Do this: Find the lines holding "årsförbrukning" and copy them.

Records provided:
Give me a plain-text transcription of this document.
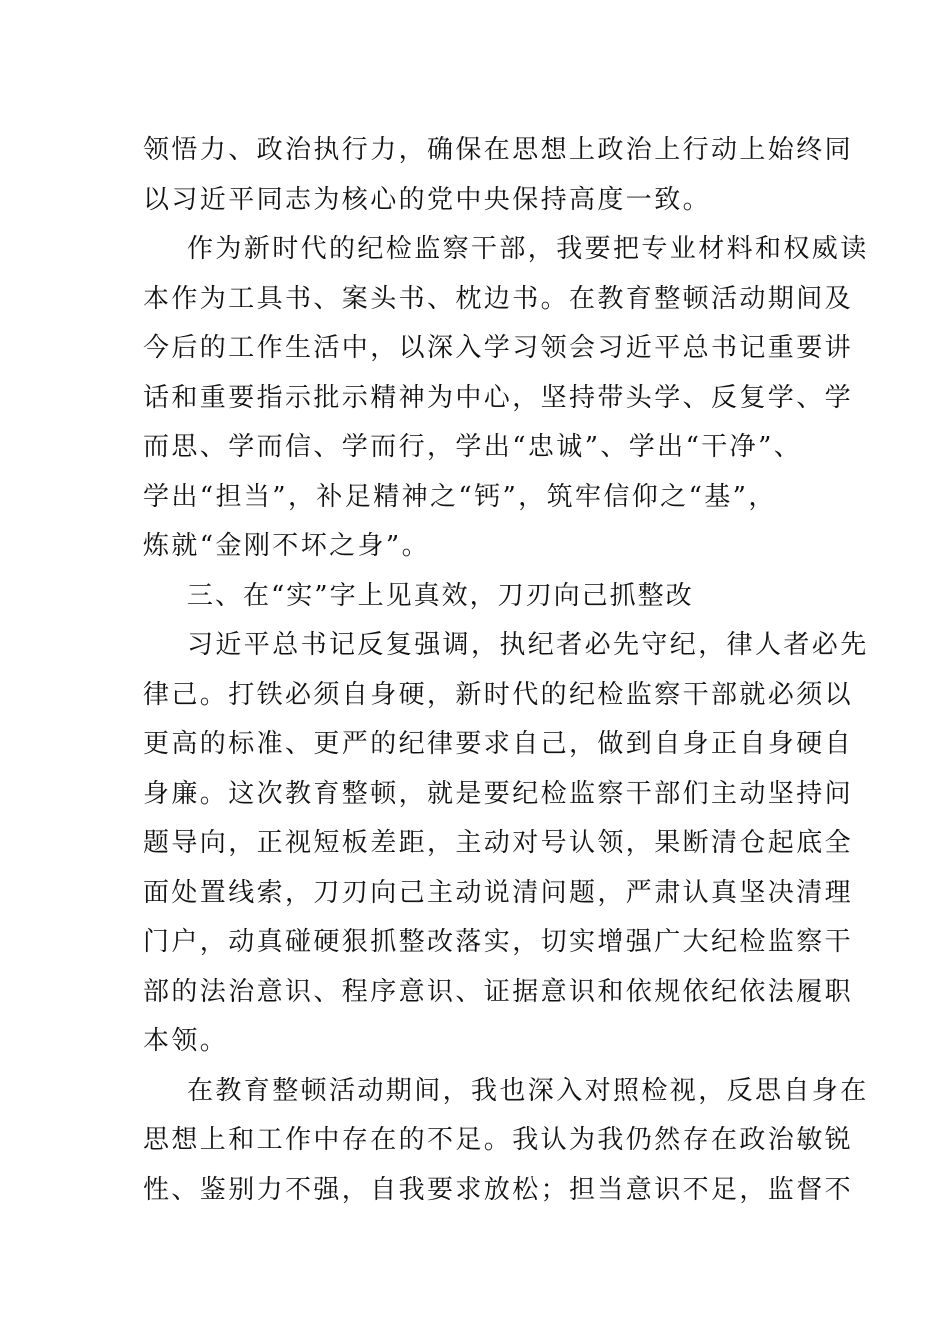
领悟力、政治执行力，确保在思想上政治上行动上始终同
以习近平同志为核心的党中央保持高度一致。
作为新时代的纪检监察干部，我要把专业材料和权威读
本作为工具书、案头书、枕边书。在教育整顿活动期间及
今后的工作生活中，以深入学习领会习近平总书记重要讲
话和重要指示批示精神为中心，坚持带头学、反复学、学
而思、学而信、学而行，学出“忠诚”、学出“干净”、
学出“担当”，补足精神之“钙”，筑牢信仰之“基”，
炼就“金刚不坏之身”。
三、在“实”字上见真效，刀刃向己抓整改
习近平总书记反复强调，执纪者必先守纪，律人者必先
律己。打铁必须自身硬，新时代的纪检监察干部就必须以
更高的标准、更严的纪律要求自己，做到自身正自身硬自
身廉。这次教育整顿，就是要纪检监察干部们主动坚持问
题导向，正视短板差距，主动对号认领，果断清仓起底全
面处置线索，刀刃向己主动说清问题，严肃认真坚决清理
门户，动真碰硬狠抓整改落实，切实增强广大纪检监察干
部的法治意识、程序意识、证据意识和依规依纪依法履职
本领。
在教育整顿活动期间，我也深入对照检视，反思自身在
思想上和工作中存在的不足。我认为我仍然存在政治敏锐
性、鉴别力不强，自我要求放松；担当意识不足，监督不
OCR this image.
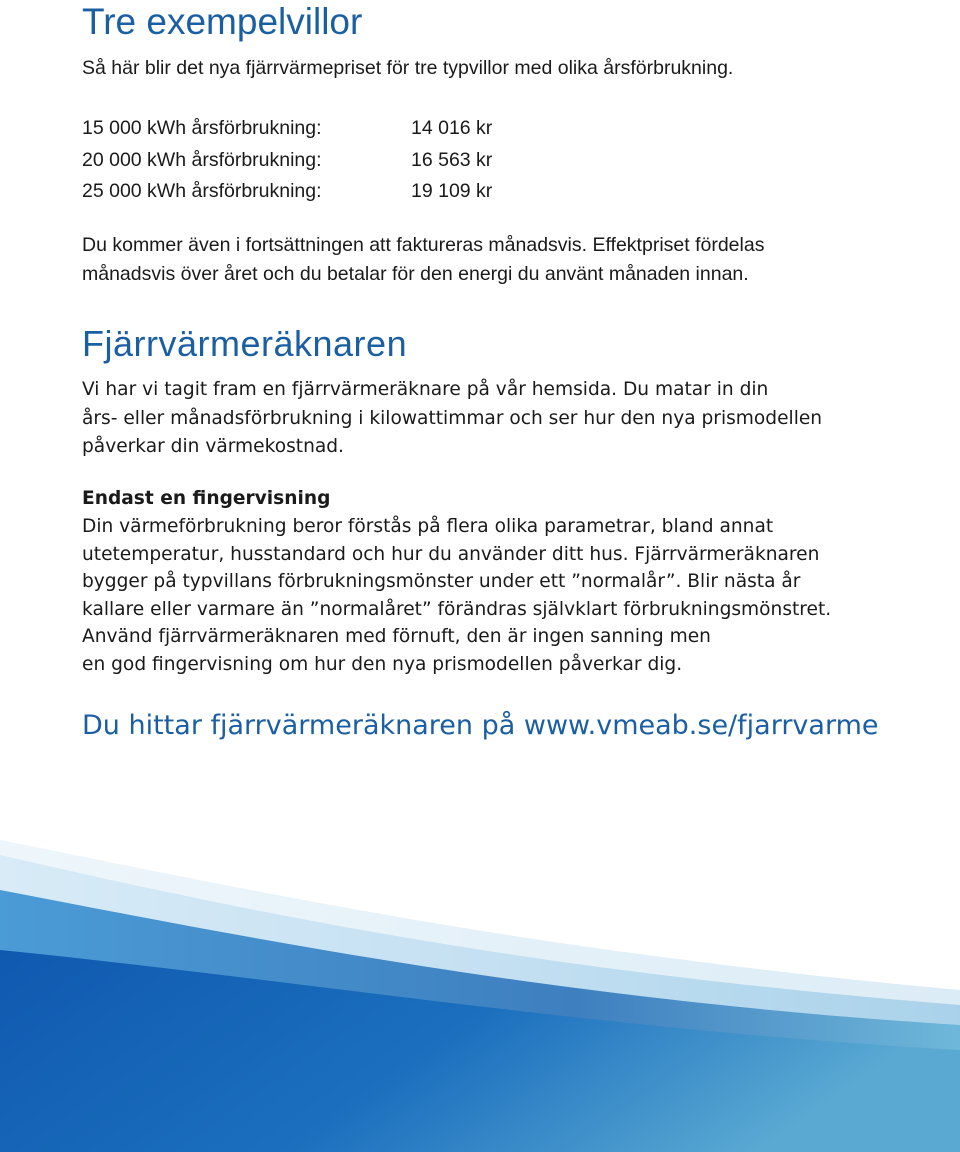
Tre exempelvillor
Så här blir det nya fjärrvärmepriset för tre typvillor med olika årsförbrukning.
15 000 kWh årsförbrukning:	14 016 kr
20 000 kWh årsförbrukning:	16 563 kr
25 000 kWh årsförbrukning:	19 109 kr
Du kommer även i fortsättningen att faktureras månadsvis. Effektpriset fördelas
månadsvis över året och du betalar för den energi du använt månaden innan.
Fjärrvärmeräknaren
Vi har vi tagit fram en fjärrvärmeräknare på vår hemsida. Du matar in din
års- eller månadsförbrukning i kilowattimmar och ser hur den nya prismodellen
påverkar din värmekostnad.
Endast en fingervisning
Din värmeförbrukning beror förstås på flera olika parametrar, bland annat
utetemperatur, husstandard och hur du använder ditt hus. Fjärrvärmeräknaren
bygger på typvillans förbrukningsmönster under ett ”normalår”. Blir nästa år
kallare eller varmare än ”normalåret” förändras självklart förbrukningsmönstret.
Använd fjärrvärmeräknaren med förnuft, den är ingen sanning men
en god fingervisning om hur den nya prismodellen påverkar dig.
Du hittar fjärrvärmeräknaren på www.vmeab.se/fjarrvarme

Result:
Så här blir det nya fjärrvärmepriset för tre typvillor med olika årsförbrukning.
15 000 kWh årsförbrukning:	14 016 kr
20 000 kWh årsförbrukning:	16 563 kr
25 000 kWh årsförbrukning:	19 109 kr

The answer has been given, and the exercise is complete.